++++ The input ++++
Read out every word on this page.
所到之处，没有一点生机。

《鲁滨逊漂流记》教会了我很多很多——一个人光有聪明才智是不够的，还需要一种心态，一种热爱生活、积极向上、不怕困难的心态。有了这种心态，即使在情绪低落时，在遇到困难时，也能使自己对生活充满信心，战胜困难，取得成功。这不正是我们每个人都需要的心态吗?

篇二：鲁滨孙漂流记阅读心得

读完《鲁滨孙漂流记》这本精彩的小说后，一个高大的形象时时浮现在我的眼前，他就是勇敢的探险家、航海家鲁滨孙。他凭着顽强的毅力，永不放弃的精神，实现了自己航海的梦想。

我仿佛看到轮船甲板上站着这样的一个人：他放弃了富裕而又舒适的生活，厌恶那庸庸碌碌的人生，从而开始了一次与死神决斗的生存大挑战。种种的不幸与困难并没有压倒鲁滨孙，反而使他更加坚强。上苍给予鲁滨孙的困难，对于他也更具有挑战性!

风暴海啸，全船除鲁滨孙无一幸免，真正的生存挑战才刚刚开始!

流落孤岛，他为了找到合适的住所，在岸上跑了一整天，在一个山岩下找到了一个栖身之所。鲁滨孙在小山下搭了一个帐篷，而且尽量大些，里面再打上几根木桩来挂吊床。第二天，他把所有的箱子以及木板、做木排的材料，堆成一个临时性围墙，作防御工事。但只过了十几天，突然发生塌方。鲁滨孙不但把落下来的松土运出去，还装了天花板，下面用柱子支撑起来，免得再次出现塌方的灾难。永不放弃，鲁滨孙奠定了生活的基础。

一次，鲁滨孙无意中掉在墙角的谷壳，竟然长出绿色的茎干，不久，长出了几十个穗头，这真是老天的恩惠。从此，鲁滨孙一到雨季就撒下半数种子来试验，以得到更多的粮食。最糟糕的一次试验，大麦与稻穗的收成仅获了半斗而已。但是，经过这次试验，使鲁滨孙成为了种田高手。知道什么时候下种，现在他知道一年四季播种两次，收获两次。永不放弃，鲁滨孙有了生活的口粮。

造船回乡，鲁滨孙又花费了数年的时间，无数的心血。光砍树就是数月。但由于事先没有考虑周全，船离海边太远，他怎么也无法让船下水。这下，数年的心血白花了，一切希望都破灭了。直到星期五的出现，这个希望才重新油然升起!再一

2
++++
= Instructions to follow =
Repeat the records above exactly, leaving none out.

= Finished answer =
Read out every word on this page.
所到之处，没有一点生机。

《鲁滨逊漂流记》教会了我很多很多——一个人光有聪明才智是不够的，还需要一种心态，一种热爱生活、积极向上、不怕困难的心态。有了这种心态，即使在情绪低落时，在遇到困难时，也能使自己对生活充满信心，战胜困难，取得成功。这不正是我们每个人都需要的心态吗?

篇二：鲁滨孙漂流记阅读心得

读完《鲁滨孙漂流记》这本精彩的小说后，一个高大的形象时时浮现在我的眼前，他就是勇敢的探险家、航海家鲁滨孙。他凭着顽强的毅力，永不放弃的精神，实现了自己航海的梦想。

我仿佛看到轮船甲板上站着这样的一个人：他放弃了富裕而又舒适的生活，厌恶那庸庸碌碌的人生，从而开始了一次与死神决斗的生存大挑战。种种的不幸与困难并没有压倒鲁滨孙，反而使他更加坚强。上苍给予鲁滨孙的困难，对于他也更具有挑战性!

风暴海啸，全船除鲁滨孙无一幸免，真正的生存挑战才刚刚开始!

流落孤岛，他为了找到合适的住所，在岸上跑了一整天，在一个山岩下找到了一个栖身之所。鲁滨孙在小山下搭了一个帐篷，而且尽量大些，里面再打上几根木桩来挂吊床。第二天，他把所有的箱子以及木板、做木排的材料，堆成一个临时性围墙，作防御工事。但只过了十几天，突然发生塌方。鲁滨孙不但把落下来的松土运出去，还装了天花板，下面用柱子支撑起来，免得再次出现塌方的灾难。永不放弃，鲁滨孙奠定了生活的基础。

一次，鲁滨孙无意中掉在墙角的谷壳，竟然长出绿色的茎干，不久，长出了几十个穗头，这真是老天的恩惠。从此，鲁滨孙一到雨季就撒下半数种子来试验，以得到更多的粮食。最糟糕的一次试验，大麦与稻穗的收成仅获了半斗而已。但是，经过这次试验，使鲁滨孙成为了种田高手。知道什么时候下种，现在他知道一年四季播种两次，收获两次。永不放弃，鲁滨孙有了生活的口粮。

造船回乡，鲁滨孙又花费了数年的时间，无数的心血。光砍树就是数月。但由于事先没有考虑周全，船离海边太远，他怎么也无法让船下水。这下，数年的心血白花了，一切希望都破灭了。直到星期五的出现，这个希望才重新油然升起!再一

2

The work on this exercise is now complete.